_Stated task_.
Extract all of the data and reproduce it precisely.

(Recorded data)
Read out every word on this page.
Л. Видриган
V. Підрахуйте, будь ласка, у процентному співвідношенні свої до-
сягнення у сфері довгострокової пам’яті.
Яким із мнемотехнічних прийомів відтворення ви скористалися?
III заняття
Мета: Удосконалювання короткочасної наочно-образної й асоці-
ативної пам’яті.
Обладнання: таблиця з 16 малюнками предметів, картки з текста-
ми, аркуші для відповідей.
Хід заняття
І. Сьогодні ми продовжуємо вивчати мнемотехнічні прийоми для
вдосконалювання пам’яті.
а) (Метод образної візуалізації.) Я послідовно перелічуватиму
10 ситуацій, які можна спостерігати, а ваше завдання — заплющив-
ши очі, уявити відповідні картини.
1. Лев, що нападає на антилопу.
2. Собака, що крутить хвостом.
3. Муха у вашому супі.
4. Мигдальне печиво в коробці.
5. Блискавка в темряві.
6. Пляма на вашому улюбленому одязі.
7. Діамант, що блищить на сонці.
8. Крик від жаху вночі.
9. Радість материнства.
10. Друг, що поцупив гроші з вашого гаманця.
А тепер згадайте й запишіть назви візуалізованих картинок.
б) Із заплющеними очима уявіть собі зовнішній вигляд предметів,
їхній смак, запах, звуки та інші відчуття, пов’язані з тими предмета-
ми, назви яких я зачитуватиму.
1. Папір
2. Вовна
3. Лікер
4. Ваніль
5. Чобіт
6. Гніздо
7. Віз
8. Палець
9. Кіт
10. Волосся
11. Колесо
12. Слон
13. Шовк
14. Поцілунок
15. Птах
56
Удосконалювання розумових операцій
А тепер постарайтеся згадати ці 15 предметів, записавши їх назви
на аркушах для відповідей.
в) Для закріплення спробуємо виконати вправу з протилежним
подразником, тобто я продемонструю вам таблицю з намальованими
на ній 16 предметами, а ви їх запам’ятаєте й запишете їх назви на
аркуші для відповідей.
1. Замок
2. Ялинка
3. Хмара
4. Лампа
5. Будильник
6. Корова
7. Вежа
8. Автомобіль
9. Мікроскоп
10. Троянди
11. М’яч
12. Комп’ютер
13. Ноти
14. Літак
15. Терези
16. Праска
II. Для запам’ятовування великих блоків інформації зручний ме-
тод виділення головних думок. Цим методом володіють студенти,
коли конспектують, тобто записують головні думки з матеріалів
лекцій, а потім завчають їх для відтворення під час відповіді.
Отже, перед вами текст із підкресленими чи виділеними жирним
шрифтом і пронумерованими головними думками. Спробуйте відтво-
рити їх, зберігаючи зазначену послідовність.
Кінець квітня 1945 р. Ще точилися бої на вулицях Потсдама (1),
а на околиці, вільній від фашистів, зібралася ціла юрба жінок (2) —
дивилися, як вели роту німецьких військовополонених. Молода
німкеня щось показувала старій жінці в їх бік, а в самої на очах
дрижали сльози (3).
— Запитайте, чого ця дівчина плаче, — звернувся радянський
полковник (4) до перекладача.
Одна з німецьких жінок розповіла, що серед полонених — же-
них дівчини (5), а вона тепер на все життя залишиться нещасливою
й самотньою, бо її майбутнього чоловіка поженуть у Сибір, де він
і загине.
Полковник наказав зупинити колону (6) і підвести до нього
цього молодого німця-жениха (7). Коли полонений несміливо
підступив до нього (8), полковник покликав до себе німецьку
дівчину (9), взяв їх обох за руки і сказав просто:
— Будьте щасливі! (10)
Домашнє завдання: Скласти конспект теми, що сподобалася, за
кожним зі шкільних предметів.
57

_Completed exercise_.
Read out every word on this page.
Л. Видриган
V. Підрахуйте, будь ласка, у процентному співвідношенні свої до-
сягнення у сфері довгострокової пам’яті.
Яким із мнемотехнічних прийомів відтворення ви скористалися?
III заняття
Мета: Удосконалювання короткочасної наочно-образної й асоці-
ативної пам’яті.
Обладнання: таблиця з 16 малюнками предметів, картки з текста-
ми, аркуші для відповідей.
Хід заняття
І. Сьогодні ми продовжуємо вивчати мнемотехнічні прийоми для
вдосконалювання пам’яті.
а) (Метод образної візуалізації.) Я послідовно перелічуватиму
10 ситуацій, які можна спостерігати, а ваше завдання — заплющив-
ши очі, уявити відповідні картини.
1. Лев, що нападає на антилопу.
2. Собака, що крутить хвостом.
3. Муха у вашому супі.
4. Мигдальне печиво в коробці.
5. Блискавка в темряві.
6. Пляма на вашому улюбленому одязі.
7. Діамант, що блищить на сонці.
8. Крик від жаху вночі.
9. Радість материнства.
10. Друг, що поцупив гроші з вашого гаманця.
А тепер згадайте й запишіть назви візуалізованих картинок.
б) Із заплющеними очима уявіть собі зовнішній вигляд предметів,
їхній смак, запах, звуки та інші відчуття, пов’язані з тими предмета-
ми, назви яких я зачитуватиму.
1. Папір
2. Вовна
3. Лікер
4. Ваніль
5. Чобіт
6. Гніздо
7. Віз
8. Палець
9. Кіт
10. Волосся
11. Колесо
12. Слон
13. Шовк
14. Поцілунок
15. Птах
56
Удосконалювання розумових операцій
А тепер постарайтеся згадати ці 15 предметів, записавши їх назви
на аркушах для відповідей.
в) Для закріплення спробуємо виконати вправу з протилежним
подразником, тобто я продемонструю вам таблицю з намальованими
на ній 16 предметами, а ви їх запам’ятаєте й запишете їх назви на
аркуші для відповідей.
1. Замок
2. Ялинка
3. Хмара
4. Лампа
5. Будильник
6. Корова
7. Вежа
8. Автомобіль
9. Мікроскоп
10. Троянди
11. М’яч
12. Комп’ютер
13. Ноти
14. Літак
15. Терези
16. Праска
II. Для запам’ятовування великих блоків інформації зручний ме-
тод виділення головних думок. Цим методом володіють студенти,
коли конспектують, тобто записують головні думки з матеріалів
лекцій, а потім завчають їх для відтворення під час відповіді.
Отже, перед вами текст із підкресленими чи виділеними жирним
шрифтом і пронумерованими головними думками. Спробуйте відтво-
рити їх, зберігаючи зазначену послідовність.
Кінець квітня 1945 р. Ще точилися бої на вулицях Потсдама (1),
а на околиці, вільній від фашистів, зібралася ціла юрба жінок (2) —
дивилися, як вели роту німецьких військовополонених. Молода
німкеня щось показувала старій жінці в їх бік, а в самої на очах
дрижали сльози (3).
— Запитайте, чого ця дівчина плаче, — звернувся радянський
полковник (4) до перекладача.
Одна з німецьких жінок розповіла, що серед полонених — же-
них дівчини (5), а вона тепер на все життя залишиться нещасливою
й самотньою, бо її майбутнього чоловіка поженуть у Сибір, де він
і загине.
Полковник наказав зупинити колону (6) і підвести до нього
цього молодого німця-жениха (7). Коли полонений несміливо
підступив до нього (8), полковник покликав до себе німецьку
дівчину (9), взяв їх обох за руки і сказав просто:
— Будьте щасливі! (10)
Домашнє завдання: Скласти конспект теми, що сподобалася, за
кожним зі шкільних предметів.
57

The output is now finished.